Every line below must be reproduced exactly. Copy them all.

──────────

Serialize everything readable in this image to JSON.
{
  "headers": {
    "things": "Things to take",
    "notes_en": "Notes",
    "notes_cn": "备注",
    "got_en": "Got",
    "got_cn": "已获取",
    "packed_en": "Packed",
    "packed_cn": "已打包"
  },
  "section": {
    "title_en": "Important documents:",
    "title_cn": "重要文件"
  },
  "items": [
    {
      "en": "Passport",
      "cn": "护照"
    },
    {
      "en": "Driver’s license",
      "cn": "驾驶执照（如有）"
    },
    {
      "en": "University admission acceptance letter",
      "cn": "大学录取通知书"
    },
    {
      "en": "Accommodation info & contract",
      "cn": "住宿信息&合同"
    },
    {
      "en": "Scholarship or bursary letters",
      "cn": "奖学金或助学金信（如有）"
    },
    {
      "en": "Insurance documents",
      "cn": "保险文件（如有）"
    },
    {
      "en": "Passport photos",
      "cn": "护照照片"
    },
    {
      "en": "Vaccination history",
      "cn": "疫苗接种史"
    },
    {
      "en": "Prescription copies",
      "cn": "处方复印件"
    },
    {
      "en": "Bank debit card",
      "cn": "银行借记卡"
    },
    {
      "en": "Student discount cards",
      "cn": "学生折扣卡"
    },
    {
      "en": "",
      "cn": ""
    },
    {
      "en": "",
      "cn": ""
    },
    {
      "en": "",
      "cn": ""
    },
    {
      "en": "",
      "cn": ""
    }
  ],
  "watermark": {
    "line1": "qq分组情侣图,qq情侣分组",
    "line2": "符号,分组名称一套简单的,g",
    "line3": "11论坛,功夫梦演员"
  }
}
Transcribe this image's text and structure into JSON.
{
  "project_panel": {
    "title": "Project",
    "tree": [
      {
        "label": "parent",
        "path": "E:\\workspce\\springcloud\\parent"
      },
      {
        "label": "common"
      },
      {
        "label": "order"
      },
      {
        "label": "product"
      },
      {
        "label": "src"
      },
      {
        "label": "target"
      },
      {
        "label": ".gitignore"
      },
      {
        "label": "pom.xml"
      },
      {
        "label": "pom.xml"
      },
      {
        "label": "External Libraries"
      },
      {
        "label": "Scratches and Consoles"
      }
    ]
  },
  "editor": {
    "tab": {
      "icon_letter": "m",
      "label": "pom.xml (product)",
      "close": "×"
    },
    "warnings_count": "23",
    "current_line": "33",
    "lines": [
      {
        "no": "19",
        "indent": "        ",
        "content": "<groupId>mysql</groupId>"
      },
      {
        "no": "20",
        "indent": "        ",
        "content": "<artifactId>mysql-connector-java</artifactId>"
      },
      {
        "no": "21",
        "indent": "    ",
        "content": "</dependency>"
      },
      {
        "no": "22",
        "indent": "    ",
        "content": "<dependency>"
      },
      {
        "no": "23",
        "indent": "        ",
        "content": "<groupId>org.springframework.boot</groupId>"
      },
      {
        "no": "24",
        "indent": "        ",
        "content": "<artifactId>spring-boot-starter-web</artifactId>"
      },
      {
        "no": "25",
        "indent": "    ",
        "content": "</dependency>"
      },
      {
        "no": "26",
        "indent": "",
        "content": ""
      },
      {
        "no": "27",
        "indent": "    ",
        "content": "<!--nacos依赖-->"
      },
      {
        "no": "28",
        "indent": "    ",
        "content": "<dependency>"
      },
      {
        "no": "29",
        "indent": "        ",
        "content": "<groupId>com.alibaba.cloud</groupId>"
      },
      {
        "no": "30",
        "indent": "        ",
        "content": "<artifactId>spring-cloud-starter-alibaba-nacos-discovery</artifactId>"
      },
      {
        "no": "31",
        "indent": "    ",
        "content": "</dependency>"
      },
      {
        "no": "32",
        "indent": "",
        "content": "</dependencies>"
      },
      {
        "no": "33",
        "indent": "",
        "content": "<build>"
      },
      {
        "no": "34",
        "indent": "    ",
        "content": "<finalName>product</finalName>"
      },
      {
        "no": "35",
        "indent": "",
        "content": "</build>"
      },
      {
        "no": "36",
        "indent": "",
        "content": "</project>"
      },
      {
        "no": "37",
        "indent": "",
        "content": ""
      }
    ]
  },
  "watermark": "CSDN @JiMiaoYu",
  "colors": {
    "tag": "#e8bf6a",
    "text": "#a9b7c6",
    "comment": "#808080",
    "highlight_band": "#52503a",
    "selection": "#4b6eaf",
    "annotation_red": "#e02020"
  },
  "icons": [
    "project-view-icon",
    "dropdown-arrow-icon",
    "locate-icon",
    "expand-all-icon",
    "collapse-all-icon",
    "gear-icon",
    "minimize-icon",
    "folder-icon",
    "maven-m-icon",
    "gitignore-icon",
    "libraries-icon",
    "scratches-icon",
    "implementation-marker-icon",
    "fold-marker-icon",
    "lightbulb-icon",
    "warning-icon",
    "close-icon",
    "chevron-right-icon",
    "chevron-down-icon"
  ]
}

──────────

▸ **Complete output**
Serialize everything readable in this image to JSON.
{
  "headers": {
    "things": "Things to take",
    "notes_en": "Notes",
    "notes_cn": "备注",
    "got_en": "Got",
    "got_cn": "已获取",
    "packed_en": "Packed",
    "packed_cn": "已打包"
  },
  "section": {
    "title_en": "Important documents:",
    "title_cn": "重要文件"
  },
  "items": [
    {
      "en": "Passport",
      "cn": "护照"
    },
    {
      "en": "Driver’s license",
      "cn": "驾驶执照（如有）"
    },
    {
      "en": "University admission acceptance letter",
      "cn": "大学录取通知书"
    },
    {
      "en": "Accommodation info & contract",
      "cn": "住宿信息&合同"
    },
    {
      "en": "Scholarship or bursary letters",
      "cn": "奖学金或助学金信（如有）"
    },
    {
      "en": "Insurance documents",
      "cn": "保险文件（如有）"
    },
    {
      "en": "Passport photos",
      "cn": "护照照片"
    },
    {
      "en": "Vaccination history",
      "cn": "疫苗接种史"
    },
    {
      "en": "Prescription copies",
      "cn": "处方复印件"
    },
    {
      "en": "Bank debit card",
      "cn": "银行借记卡"
    },
    {
      "en": "Student discount cards",
      "cn": "学生折扣卡"
    },
    {
      "en": "",
      "cn": ""
    },
    {
      "en": "",
      "cn": ""
    },
    {
      "en": "",
      "cn": ""
    },
    {
      "en": "",
      "cn": ""
    }
  ],
  "watermark": {
    "line1": "qq分组情侣图,qq情侣分组",
    "line2": "符号,分组名称一套简单的,g",
    "line3": "11论坛,功夫梦演员"
  }
}
Transcribe this image's text and structure into JSON.
{
  "project_panel": {
    "title": "Project",
    "tree": [
      {
        "label": "parent",
        "path": "E:\\workspce\\springcloud\\parent"
      },
      {
        "label": "common"
      },
      {
        "label": "order"
      },
      {
        "label": "product"
      },
      {
        "label": "src"
      },
      {
        "label": "target"
      },
      {
        "label": ".gitignore"
      },
      {
        "label": "pom.xml"
      },
      {
        "label": "pom.xml"
      },
      {
        "label": "External Libraries"
      },
      {
        "label": "Scratches and Consoles"
      }
    ]
  },
  "editor": {
    "tab": {
      "icon_letter": "m",
      "label": "pom.xml (product)",
      "close": "×"
    },
    "warnings_count": "23",
    "current_line": "33",
    "lines": [
      {
        "no": "19",
        "indent": "        ",
        "content": "<groupId>mysql</groupId>"
      },
      {
        "no": "20",
        "indent": "        ",
        "content": "<artifactId>mysql-connector-java</artifactId>"
      },
      {
        "no": "21",
        "indent": "    ",
        "content": "</dependency>"
      },
      {
        "no": "22",
        "indent": "    ",
        "content": "<dependency>"
      },
      {
        "no": "23",
        "indent": "        ",
        "content": "<groupId>org.springframework.boot</groupId>"
      },
      {
        "no": "24",
        "indent": "        ",
        "content": "<artifactId>spring-boot-starter-web</artifactId>"
      },
      {
        "no": "25",
        "indent": "    ",
        "content": "</dependency>"
      },
      {
        "no": "26",
        "indent": "",
        "content": ""
      },
      {
        "no": "27",
        "indent": "    ",
        "content": "<!--nacos依赖-->"
      },
      {
        "no": "28",
        "indent": "    ",
        "content": "<dependency>"
      },
      {
        "no": "29",
        "indent": "        ",
        "content": "<groupId>com.alibaba.cloud</groupId>"
      },
      {
        "no": "30",
        "indent": "        ",
        "content": "<artifactId>spring-cloud-starter-alibaba-nacos-discovery</artifactId>"
      },
      {
        "no": "31",
        "indent": "    ",
        "content": "</dependency>"
      },
      {
        "no": "32",
        "indent": "",
        "content": "</dependencies>"
      },
      {
        "no": "33",
        "indent": "",
        "content": "<build>"
      },
      {
        "no": "34",
        "indent": "    ",
        "content": "<finalName>product</finalName>"
      },
      {
        "no": "35",
        "indent": "",
        "content": "</build>"
      },
      {
        "no": "36",
        "indent": "",
        "content": "</project>"
      },
      {
        "no": "37",
        "indent": "",
        "content": ""
      }
    ]
  },
  "watermark": "CSDN @JiMiaoYu",
  "colors": {
    "tag": "#e8bf6a",
    "text": "#a9b7c6",
    "comment": "#808080",
    "highlight_band": "#52503a",
    "selection": "#4b6eaf",
    "annotation_red": "#e02020"
  },
  "icons": [
    "project-view-icon",
    "dropdown-arrow-icon",
    "locate-icon",
    "expand-all-icon",
    "collapse-all-icon",
    "gear-icon",
    "minimize-icon",
    "folder-icon",
    "maven-m-icon",
    "gitignore-icon",
    "libraries-icon",
    "scratches-icon",
    "implementation-marker-icon",
    "fold-marker-icon",
    "lightbulb-icon",
    "warning-icon",
    "close-icon",
    "chevron-right-icon",
    "chevron-down-icon"
  ]
}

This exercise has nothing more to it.